WORK REQUIRED
Repeat each record exactly as written, and drop any images.
====== RECORDS FOR THIS EXERCISE ======
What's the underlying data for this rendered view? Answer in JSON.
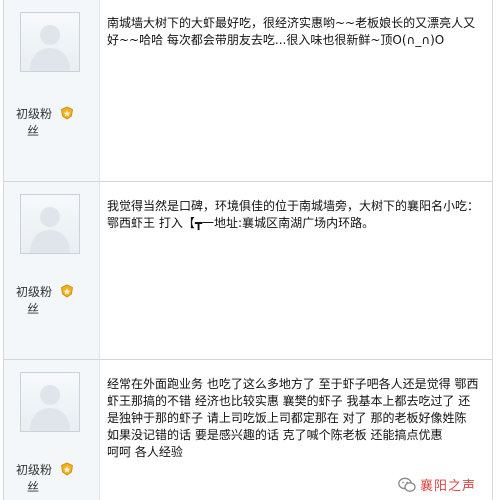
{
  "posts": [
    {
      "rank": "初级粉丝",
      "rank_line1": "初级粉",
      "rank_line2": "丝",
      "avatar_icon": "default-avatar-icon",
      "medal_icon": "rank-medal-icon",
      "content": "南城墙大树下的大虾最好吃，很经济实惠哟~~老板娘长的又漂亮人又好~~哈哈 每次都会带朋友去吃...很入味也很新鲜~顶O(∩_∩)O"
    },
    {
      "rank": "初级粉丝",
      "rank_line1": "初级粉",
      "rank_line2": "丝",
      "avatar_icon": "default-avatar-icon",
      "medal_icon": "rank-medal-icon",
      "content": "我觉得当然是口碑，环境俱佳的位于南城墙旁，大树下的襄阳名小吃：鄂西虾王 打入【┳一地址:襄城区南湖广场内环路。"
    },
    {
      "rank": "初级粉丝",
      "rank_line1": "初级粉",
      "rank_line2": "丝",
      "avatar_icon": "default-avatar-icon",
      "medal_icon": "rank-medal-icon",
      "content": "经常在外面跑业务 也吃了这么多地方了 至于虾子吧各人还是觉得 鄂西虾王那搞的不错 经济也比较实惠 襄樊的虾子 我基本上都去吃过了 还是独钟于那的虾子 请上司吃饭上司都定那在 对了 那的老板好像姓陈 如果没记错的话 要是感兴趣的话 克了喊个陈老板 还能搞点优惠\n呵呵 各人经验"
    }
  ],
  "watermark": {
    "text": "襄阳之声",
    "icon": "wechat-icon",
    "color": "#e04545"
  }
}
======
THE RESPONSE
What's the underlying data for this rendered view? Answer in JSON.
{
  "posts": [
    {
      "rank": "初级粉丝",
      "rank_line1": "初级粉",
      "rank_line2": "丝",
      "avatar_icon": "default-avatar-icon",
      "medal_icon": "rank-medal-icon",
      "content": "南城墙大树下的大虾最好吃，很经济实惠哟~~老板娘长的又漂亮人又好~~哈哈 每次都会带朋友去吃...很入味也很新鲜~顶O(∩_∩)O"
    },
    {
      "rank": "初级粉丝",
      "rank_line1": "初级粉",
      "rank_line2": "丝",
      "avatar_icon": "default-avatar-icon",
      "medal_icon": "rank-medal-icon",
      "content": "我觉得当然是口碑，环境俱佳的位于南城墙旁，大树下的襄阳名小吃：鄂西虾王 打入【┳一地址:襄城区南湖广场内环路。"
    },
    {
      "rank": "初级粉丝",
      "rank_line1": "初级粉",
      "rank_line2": "丝",
      "avatar_icon": "default-avatar-icon",
      "medal_icon": "rank-medal-icon",
      "content": "经常在外面跑业务 也吃了这么多地方了 至于虾子吧各人还是觉得 鄂西虾王那搞的不错 经济也比较实惠 襄樊的虾子 我基本上都去吃过了 还是独钟于那的虾子 请上司吃饭上司都定那在 对了 那的老板好像姓陈 如果没记错的话 要是感兴趣的话 克了喊个陈老板 还能搞点优惠\n呵呵 各人经验"
    }
  ],
  "watermark": {
    "text": "襄阳之声",
    "icon": "wechat-icon",
    "color": "#e04545"
  }
}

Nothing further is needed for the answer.